* **Task to carry out**: Note each line that includes the word "jämfört". Copy those lines.
>>
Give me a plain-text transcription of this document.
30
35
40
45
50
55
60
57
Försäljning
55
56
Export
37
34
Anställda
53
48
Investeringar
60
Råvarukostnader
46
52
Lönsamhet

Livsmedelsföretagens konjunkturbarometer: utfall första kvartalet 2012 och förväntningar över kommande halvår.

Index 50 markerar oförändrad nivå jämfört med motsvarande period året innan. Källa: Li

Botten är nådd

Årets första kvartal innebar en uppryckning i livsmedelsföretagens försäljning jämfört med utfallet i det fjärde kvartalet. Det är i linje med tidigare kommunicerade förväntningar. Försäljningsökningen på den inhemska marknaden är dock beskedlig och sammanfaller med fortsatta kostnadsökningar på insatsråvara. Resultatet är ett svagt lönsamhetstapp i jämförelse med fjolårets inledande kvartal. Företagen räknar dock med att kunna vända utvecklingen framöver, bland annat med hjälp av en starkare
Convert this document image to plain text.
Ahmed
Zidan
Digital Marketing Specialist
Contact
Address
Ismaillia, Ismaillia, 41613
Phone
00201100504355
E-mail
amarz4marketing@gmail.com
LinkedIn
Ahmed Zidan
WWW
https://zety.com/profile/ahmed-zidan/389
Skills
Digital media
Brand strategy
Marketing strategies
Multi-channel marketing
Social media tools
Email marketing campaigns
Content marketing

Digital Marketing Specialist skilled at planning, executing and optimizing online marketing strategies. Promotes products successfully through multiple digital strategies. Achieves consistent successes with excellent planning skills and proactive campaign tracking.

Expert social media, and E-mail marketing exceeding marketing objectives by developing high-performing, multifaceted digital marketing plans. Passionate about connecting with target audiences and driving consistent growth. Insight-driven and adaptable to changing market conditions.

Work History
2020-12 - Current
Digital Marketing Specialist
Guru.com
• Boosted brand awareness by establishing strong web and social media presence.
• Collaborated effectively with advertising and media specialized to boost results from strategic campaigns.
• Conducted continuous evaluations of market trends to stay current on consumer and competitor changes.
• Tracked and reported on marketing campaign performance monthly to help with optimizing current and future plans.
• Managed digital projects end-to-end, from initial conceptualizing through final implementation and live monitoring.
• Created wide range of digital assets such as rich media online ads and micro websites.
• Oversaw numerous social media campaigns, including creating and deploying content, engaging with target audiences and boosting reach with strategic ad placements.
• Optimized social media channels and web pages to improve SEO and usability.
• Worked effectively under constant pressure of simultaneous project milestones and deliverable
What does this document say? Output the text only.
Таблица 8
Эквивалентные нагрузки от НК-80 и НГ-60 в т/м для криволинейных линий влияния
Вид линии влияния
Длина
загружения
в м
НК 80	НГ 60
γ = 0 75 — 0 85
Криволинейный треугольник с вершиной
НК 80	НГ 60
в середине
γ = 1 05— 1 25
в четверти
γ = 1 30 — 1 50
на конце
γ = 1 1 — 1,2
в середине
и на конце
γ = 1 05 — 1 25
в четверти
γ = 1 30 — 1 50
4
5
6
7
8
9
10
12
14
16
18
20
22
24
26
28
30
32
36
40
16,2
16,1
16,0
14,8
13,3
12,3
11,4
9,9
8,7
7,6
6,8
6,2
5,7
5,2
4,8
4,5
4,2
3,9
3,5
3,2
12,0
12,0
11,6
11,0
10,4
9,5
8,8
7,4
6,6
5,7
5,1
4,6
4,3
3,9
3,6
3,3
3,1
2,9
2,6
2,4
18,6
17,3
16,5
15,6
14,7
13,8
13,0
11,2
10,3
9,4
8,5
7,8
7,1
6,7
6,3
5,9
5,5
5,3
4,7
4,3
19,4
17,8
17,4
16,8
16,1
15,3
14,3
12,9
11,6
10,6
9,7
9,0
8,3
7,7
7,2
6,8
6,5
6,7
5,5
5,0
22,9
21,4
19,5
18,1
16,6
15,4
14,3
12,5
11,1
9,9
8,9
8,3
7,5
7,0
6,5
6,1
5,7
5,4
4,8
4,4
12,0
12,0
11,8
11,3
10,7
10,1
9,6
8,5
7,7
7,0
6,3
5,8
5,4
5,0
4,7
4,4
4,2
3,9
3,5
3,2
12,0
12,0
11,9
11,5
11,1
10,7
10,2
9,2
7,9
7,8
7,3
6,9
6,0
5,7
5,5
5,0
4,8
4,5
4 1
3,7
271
<<
* **The output**:
Index 50 markerar oförändrad nivå jämfört med motsvarande period året innan. Källa: Li
Årets första kvartal innebar en uppryckning i livsmedelsföretagens försäljning jämfört med utfallet i det fjärde kvartalet. Det är i linje med tidigare kommunicerade förväntningar. Försäljningsökningen på den inhemska marknaden är dock beskedlig och sammanfaller med fortsatta kostnadsökningar på insatsråvara. Resultatet är ett svagt lönsamhetstapp i jämförelse med fjolårets inledande kvartal. Företagen räknar dock med att kunna vända utvecklingen framöver, bland annat med hjälp av en starkare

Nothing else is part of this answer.